- _Tâches à réaliser_
A. Recopiez mot pour mot un passage de l'extrait sur les services de renseignements français : commencez aux mots « Acte IV/ intrigues, cruauté, Chantages » et arrêtez-vous après « leur cuisante défaite. ».
B. Répondez aux questions suivantes d'après l'extrait sur les services de renseignements français :
(i) De qui ces services sont-ils dits les « dignes héritiers » ?
(ii) Quel choix l'officier Ménoze imposa-t-il au citoyen arrêté ?
(iii) Qu'avait-il confectionné au préalable pour tromper les citoyens ?

- _Extrait du texte_
***
Acte IV/ intrigues, cruauté, Chantages et menaces : la devise, des services de renseignements de l’ennemi.
Dignes héritiers de la Gestapo allemande, les services de renseignements français ont fait recours à la violence, l’intrigue, le chantage, et les menaces pour déstabiliser et affaiblir l’ordre ; cependant, la juste cause que défendait notre invincible ALN sera à l’origine de leur cuisante défaite.
L’officier français des renseignements, le nazi Ménoze a obtenu des informations selon lesquelles un citoyen entretenait des relations avec l’ordre. Il l’arrêta et exerça sur lui un odieux chantage : collaborer avec l’ennemi ou la mort ! Le citoyen céda aux menaces, il fut chargé de remettre à la population de fausses missives qui émaneraient de l’ordre l’invitant à s’acquitter de ses cotisations, le sinistre Ménoze avait au préalable confectionné un faux cachet de l’ordre et imita ma signature pour tromper les citoyens. Une fois la lettre transmise à son destinataire, ce dernier est vite appréhendé par les militaires et soumis au marchandage: verser les cotisations à Ménoze ou la prison pour soutien à l’ALN !
***
(Entrées du jeu de données)
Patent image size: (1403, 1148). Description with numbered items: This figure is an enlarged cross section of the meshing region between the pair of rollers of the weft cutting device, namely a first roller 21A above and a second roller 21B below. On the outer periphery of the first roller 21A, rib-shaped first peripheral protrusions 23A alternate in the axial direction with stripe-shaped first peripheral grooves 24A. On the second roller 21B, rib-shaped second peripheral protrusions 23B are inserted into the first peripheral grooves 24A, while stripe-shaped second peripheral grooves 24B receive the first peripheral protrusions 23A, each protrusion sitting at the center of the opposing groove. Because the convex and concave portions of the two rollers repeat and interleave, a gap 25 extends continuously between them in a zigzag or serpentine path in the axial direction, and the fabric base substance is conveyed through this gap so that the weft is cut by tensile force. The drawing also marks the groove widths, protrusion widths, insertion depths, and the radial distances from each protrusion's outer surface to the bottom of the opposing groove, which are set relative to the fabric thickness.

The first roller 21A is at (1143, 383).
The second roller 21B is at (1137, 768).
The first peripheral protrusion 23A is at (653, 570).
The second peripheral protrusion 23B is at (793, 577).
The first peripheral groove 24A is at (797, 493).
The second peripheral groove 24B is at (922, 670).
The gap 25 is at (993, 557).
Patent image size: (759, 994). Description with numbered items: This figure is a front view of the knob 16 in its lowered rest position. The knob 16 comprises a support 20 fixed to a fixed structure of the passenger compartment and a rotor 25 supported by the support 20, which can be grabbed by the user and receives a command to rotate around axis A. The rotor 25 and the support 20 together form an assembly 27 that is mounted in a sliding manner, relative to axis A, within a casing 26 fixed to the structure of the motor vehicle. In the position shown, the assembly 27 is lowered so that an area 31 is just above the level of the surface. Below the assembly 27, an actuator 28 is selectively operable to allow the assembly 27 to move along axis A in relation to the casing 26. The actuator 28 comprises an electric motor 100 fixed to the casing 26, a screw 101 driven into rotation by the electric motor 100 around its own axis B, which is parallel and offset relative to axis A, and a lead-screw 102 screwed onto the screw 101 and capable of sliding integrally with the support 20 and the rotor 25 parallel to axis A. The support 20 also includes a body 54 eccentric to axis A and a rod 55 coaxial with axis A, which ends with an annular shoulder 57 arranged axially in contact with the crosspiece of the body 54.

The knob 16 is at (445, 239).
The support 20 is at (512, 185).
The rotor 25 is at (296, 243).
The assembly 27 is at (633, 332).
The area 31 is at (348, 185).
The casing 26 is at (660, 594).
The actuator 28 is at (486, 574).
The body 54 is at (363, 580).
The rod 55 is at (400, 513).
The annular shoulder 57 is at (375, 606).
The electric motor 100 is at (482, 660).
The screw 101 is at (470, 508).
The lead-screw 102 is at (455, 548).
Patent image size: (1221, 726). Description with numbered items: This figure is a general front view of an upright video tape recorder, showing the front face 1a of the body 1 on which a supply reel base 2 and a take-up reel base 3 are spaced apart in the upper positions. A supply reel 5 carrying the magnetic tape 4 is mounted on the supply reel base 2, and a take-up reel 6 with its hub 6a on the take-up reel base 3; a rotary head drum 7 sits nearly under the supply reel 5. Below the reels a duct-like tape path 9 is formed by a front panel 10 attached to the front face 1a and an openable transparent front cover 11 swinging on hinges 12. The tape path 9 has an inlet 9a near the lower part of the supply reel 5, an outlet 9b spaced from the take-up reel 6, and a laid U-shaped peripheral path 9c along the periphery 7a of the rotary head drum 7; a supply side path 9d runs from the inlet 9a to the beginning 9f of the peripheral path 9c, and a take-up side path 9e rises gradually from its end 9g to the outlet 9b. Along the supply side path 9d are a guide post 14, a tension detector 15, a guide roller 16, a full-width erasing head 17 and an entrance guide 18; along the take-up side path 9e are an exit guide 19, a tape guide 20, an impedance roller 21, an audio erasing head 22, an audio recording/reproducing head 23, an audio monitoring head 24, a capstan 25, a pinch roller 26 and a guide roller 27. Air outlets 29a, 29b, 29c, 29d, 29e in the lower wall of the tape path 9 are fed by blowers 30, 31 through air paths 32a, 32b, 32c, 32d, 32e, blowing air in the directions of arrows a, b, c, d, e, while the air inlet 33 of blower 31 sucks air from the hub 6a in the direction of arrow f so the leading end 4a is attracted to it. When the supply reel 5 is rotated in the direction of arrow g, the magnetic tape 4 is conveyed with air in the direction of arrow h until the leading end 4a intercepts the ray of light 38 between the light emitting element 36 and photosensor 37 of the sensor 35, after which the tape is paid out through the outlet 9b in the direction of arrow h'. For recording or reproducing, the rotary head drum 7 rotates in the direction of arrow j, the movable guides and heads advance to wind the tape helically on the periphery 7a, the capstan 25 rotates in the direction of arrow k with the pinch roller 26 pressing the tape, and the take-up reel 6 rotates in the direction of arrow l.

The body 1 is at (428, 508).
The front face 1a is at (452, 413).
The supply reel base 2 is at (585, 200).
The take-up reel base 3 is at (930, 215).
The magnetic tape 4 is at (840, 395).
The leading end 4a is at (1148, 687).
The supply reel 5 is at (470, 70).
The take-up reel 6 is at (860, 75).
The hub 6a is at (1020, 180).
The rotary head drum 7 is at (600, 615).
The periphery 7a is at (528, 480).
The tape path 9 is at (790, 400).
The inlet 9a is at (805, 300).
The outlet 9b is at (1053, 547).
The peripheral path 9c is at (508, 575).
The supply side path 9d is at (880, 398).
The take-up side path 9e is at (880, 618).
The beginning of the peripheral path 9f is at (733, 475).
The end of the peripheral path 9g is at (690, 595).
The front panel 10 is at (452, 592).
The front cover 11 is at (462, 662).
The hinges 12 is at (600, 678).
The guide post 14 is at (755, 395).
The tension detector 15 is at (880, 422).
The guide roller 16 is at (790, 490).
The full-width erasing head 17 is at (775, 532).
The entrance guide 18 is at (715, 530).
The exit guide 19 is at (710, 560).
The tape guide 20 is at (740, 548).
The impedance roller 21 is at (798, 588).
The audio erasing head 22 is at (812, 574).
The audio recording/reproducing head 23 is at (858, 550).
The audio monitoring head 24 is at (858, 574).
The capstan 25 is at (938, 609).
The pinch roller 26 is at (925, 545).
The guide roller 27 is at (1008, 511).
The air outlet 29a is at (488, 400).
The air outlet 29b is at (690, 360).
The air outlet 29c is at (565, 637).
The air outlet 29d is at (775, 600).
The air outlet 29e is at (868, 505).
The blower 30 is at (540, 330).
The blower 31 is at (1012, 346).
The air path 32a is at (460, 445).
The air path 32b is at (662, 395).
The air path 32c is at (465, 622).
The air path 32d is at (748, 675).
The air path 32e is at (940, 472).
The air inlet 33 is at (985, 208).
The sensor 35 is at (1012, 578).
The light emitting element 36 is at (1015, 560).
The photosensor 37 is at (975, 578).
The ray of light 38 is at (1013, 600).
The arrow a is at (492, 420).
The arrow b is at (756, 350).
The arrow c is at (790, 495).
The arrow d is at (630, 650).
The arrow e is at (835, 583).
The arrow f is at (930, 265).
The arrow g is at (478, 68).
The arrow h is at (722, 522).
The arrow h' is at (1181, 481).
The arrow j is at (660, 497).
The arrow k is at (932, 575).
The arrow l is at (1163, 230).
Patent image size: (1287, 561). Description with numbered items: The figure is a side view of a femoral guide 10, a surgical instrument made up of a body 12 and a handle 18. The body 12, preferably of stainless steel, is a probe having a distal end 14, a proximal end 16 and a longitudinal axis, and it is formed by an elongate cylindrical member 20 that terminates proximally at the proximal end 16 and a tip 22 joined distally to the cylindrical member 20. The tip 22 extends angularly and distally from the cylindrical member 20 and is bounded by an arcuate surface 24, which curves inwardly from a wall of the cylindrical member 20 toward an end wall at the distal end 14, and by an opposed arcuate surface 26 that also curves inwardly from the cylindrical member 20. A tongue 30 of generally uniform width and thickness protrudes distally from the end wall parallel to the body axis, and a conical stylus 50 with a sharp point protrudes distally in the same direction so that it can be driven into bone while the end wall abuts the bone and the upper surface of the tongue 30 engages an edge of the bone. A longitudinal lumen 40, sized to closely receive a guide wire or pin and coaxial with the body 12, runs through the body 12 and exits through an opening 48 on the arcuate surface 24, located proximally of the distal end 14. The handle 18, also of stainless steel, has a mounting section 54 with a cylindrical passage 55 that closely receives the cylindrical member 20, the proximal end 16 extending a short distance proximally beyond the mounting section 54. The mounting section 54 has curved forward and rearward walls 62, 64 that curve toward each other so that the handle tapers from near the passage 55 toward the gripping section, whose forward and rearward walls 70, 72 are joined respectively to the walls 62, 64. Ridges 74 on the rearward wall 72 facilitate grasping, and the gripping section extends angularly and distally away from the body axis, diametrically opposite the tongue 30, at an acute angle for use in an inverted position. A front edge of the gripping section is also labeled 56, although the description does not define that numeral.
***
- _Réponses par tâche_
A.
Acte IV/ intrigues, cruauté, Chantages et menaces : la devise, des services de renseignements de l’ennemi.
Dignes héritiers de la Gestapo allemande, les services de renseignements français ont fait recours à la violence, l’intrigue, le chantage, et les menaces pour déstabiliser et affaiblir l’ordre ; cependant, la juste cause que défendait notre invincible ALN sera à l’origine de leur cuisante défaite.

B.
(i) De la Gestapo allemande.
(ii) Collaborer avec l'ennemi ou la mort.
(iii) Un faux cachet de l'ordre.